Start Data to use
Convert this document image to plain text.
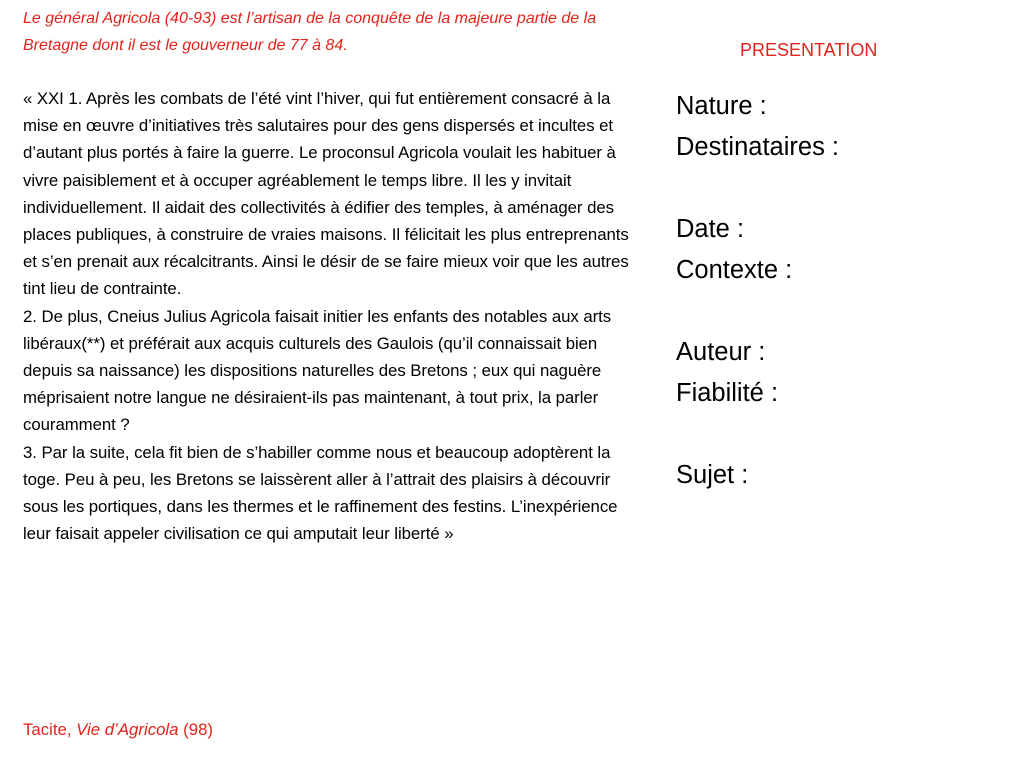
Le général Agricola (40-93) est l’artisan de la conquête de la majeure partie de la Bretagne dont il est le gouverneur de 77 à 84.

« XXI 1. Après les combats de l’été vint l’hiver, qui fut entièrement consacré à la mise en œuvre d’initiatives très salutaires pour des gens dispersés et incultes et d’autant plus portés à faire la guerre. Le proconsul Agricola voulait les habituer à vivre paisiblement et à occuper agréablement le temps libre. Il les y invitait individuellement. Il aidait des collectivités à édifier des temples, à aménager des places publiques, à construire de vraies maisons. Il félicitait les plus entreprenants et s’en prenait aux récalcitrants. Ainsi le désir de se faire mieux voir que les autres tint lieu de contrainte.

2. De plus, Cneius Julius Agricola faisait initier les enfants des notables aux arts libéraux(**) et préférait aux acquis culturels des Gaulois (qu’il connaissait bien depuis sa naissance) les dispositions naturelles des Bretons ; eux qui naguère méprisaient notre langue ne désiraient-ils pas maintenant, à tout prix, la parler couramment ?

3. Par la suite, cela fit bien de s’habiller comme nous et beaucoup adoptèrent la toge. Peu à peu, les Bretons se laissèrent aller à l’attrait des plaisirs à découvrir sous les portiques, dans les thermes et le raffinement des festins. L’inexpérience leur faisait appeler civilisation ce qui amputait leur liberté »

Tacite, Vie d’Agricola (98)

PRESENTATION

Nature :

Destinataires :

Date :

Contexte :

Auteur :

Fiabilité :

Sujet :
End Data to use
Instructions for the task:
Write out the material above once more, exactly as it reads, with no pictures.

Answer to the exercise:
Convert this document image to plain text.
Le général Agricola (40-93) est l’artisan de la conquête de la majeure partie de la Bretagne dont il est le gouverneur de 77 à 84.

« XXI 1. Après les combats de l’été vint l’hiver, qui fut entièrement consacré à la mise en œuvre d’initiatives très salutaires pour des gens dispersés et incultes et d’autant plus portés à faire la guerre. Le proconsul Agricola voulait les habituer à vivre paisiblement et à occuper agréablement le temps libre. Il les y invitait individuellement. Il aidait des collectivités à édifier des temples, à aménager des places publiques, à construire de vraies maisons. Il félicitait les plus entreprenants et s’en prenait aux récalcitrants. Ainsi le désir de se faire mieux voir que les autres tint lieu de contrainte.

2. De plus, Cneius Julius Agricola faisait initier les enfants des notables aux arts libéraux(**) et préférait aux acquis culturels des Gaulois (qu’il connaissait bien depuis sa naissance) les dispositions naturelles des Bretons ; eux qui naguère méprisaient notre langue ne désiraient-ils pas maintenant, à tout prix, la parler couramment ?

3. Par la suite, cela fit bien de s’habiller comme nous et beaucoup adoptèrent la toge. Peu à peu, les Bretons se laissèrent aller à l’attrait des plaisirs à découvrir sous les portiques, dans les thermes et le raffinement des festins. L’inexpérience leur faisait appeler civilisation ce qui amputait leur liberté »

Tacite, Vie d’Agricola (98)

PRESENTATION

Nature :

Destinataires :

Date :

Contexte :

Auteur :

Fiabilité :

Sujet :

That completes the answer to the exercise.